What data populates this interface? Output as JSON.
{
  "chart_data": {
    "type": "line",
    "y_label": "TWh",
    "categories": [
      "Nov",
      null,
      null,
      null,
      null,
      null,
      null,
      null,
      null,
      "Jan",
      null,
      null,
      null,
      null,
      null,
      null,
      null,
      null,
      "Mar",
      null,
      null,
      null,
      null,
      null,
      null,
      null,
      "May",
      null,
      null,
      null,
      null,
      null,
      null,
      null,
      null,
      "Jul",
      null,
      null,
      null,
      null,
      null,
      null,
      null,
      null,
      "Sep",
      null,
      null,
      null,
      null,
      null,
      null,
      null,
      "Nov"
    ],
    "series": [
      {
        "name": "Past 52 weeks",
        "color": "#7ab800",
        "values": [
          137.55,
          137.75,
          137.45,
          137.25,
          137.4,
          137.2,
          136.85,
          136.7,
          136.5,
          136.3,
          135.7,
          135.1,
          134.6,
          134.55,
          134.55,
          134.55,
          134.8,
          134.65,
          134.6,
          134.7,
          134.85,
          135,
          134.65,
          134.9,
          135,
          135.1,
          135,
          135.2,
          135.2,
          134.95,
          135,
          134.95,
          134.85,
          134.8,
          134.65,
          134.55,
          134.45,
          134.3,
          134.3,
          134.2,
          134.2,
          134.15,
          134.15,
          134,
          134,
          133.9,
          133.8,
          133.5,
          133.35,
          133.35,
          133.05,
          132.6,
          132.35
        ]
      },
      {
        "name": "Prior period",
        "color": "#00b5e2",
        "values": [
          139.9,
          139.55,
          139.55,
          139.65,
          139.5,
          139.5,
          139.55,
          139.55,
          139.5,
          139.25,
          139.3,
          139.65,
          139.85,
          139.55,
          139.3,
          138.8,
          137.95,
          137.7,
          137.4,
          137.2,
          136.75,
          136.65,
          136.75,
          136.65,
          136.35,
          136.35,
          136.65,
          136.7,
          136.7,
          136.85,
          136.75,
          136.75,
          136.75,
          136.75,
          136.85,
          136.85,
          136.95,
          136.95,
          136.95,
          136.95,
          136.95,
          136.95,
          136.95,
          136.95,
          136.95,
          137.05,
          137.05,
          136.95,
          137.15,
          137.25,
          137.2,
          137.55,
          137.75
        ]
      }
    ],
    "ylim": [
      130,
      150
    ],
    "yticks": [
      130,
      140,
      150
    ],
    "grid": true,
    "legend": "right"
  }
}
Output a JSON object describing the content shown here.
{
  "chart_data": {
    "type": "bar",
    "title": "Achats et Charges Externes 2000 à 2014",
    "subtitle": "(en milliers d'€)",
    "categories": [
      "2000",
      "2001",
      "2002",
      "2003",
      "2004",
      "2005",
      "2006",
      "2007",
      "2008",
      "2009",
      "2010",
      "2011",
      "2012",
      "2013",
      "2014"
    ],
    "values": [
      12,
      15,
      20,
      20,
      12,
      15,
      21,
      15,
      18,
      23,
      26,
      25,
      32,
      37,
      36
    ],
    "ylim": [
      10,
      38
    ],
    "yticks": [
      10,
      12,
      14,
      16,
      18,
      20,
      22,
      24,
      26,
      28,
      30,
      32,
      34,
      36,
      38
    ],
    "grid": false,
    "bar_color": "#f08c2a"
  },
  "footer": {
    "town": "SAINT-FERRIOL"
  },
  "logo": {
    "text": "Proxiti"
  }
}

* * * * *

**Task brief:**
Restate each record word for word.

**In response:**
What data populates this interface? Output as JSON.
{
  "chart_data": {
    "type": "line",
    "y_label": "TWh",
    "categories": [
      "Nov",
      null,
      null,
      null,
      null,
      null,
      null,
      null,
      null,
      "Jan",
      null,
      null,
      null,
      null,
      null,
      null,
      null,
      null,
      "Mar",
      null,
      null,
      null,
      null,
      null,
      null,
      null,
      "May",
      null,
      null,
      null,
      null,
      null,
      null,
      null,
      null,
      "Jul",
      null,
      null,
      null,
      null,
      null,
      null,
      null,
      null,
      "Sep",
      null,
      null,
      null,
      null,
      null,
      null,
      null,
      "Nov"
    ],
    "series": [
      {
        "name": "Past 52 weeks",
        "color": "#7ab800",
        "values": [
          137.55,
          137.75,
          137.45,
          137.25,
          137.4,
          137.2,
          136.85,
          136.7,
          136.5,
          136.3,
          135.7,
          135.1,
          134.6,
          134.55,
          134.55,
          134.55,
          134.8,
          134.65,
          134.6,
          134.7,
          134.85,
          135,
          134.65,
          134.9,
          135,
          135.1,
          135,
          135.2,
          135.2,
          134.95,
          135,
          134.95,
          134.85,
          134.8,
          134.65,
          134.55,
          134.45,
          134.3,
          134.3,
          134.2,
          134.2,
          134.15,
          134.15,
          134,
          134,
          133.9,
          133.8,
          133.5,
          133.35,
          133.35,
          133.05,
          132.6,
          132.35
        ]
      },
      {
        "name": "Prior period",
        "color": "#00b5e2",
        "values": [
          139.9,
          139.55,
          139.55,
          139.65,
          139.5,
          139.5,
          139.55,
          139.55,
          139.5,
          139.25,
          139.3,
          139.65,
          139.85,
          139.55,
          139.3,
          138.8,
          137.95,
          137.7,
          137.4,
          137.2,
          136.75,
          136.65,
          136.75,
          136.65,
          136.35,
          136.35,
          136.65,
          136.7,
          136.7,
          136.85,
          136.75,
          136.75,
          136.75,
          136.75,
          136.85,
          136.85,
          136.95,
          136.95,
          136.95,
          136.95,
          136.95,
          136.95,
          136.95,
          136.95,
          136.95,
          137.05,
          137.05,
          136.95,
          137.15,
          137.25,
          137.2,
          137.55,
          137.75
        ]
      }
    ],
    "ylim": [
      130,
      150
    ],
    "yticks": [
      130,
      140,
      150
    ],
    "grid": true,
    "legend": "right"
  }
}
Output a JSON object describing the content shown here.
{
  "chart_data": {
    "type": "bar",
    "title": "Achats et Charges Externes 2000 à 2014",
    "subtitle": "(en milliers d'€)",
    "categories": [
      "2000",
      "2001",
      "2002",
      "2003",
      "2004",
      "2005",
      "2006",
      "2007",
      "2008",
      "2009",
      "2010",
      "2011",
      "2012",
      "2013",
      "2014"
    ],
    "values": [
      12,
      15,
      20,
      20,
      12,
      15,
      21,
      15,
      18,
      23,
      26,
      25,
      32,
      37,
      36
    ],
    "ylim": [
      10,
      38
    ],
    "yticks": [
      10,
      12,
      14,
      16,
      18,
      20,
      22,
      24,
      26,
      28,
      30,
      32,
      34,
      36,
      38
    ],
    "grid": false,
    "bar_color": "#f08c2a"
  },
  "footer": {
    "town": "SAINT-FERRIOL"
  },
  "logo": {
    "text": "Proxiti"
  }
}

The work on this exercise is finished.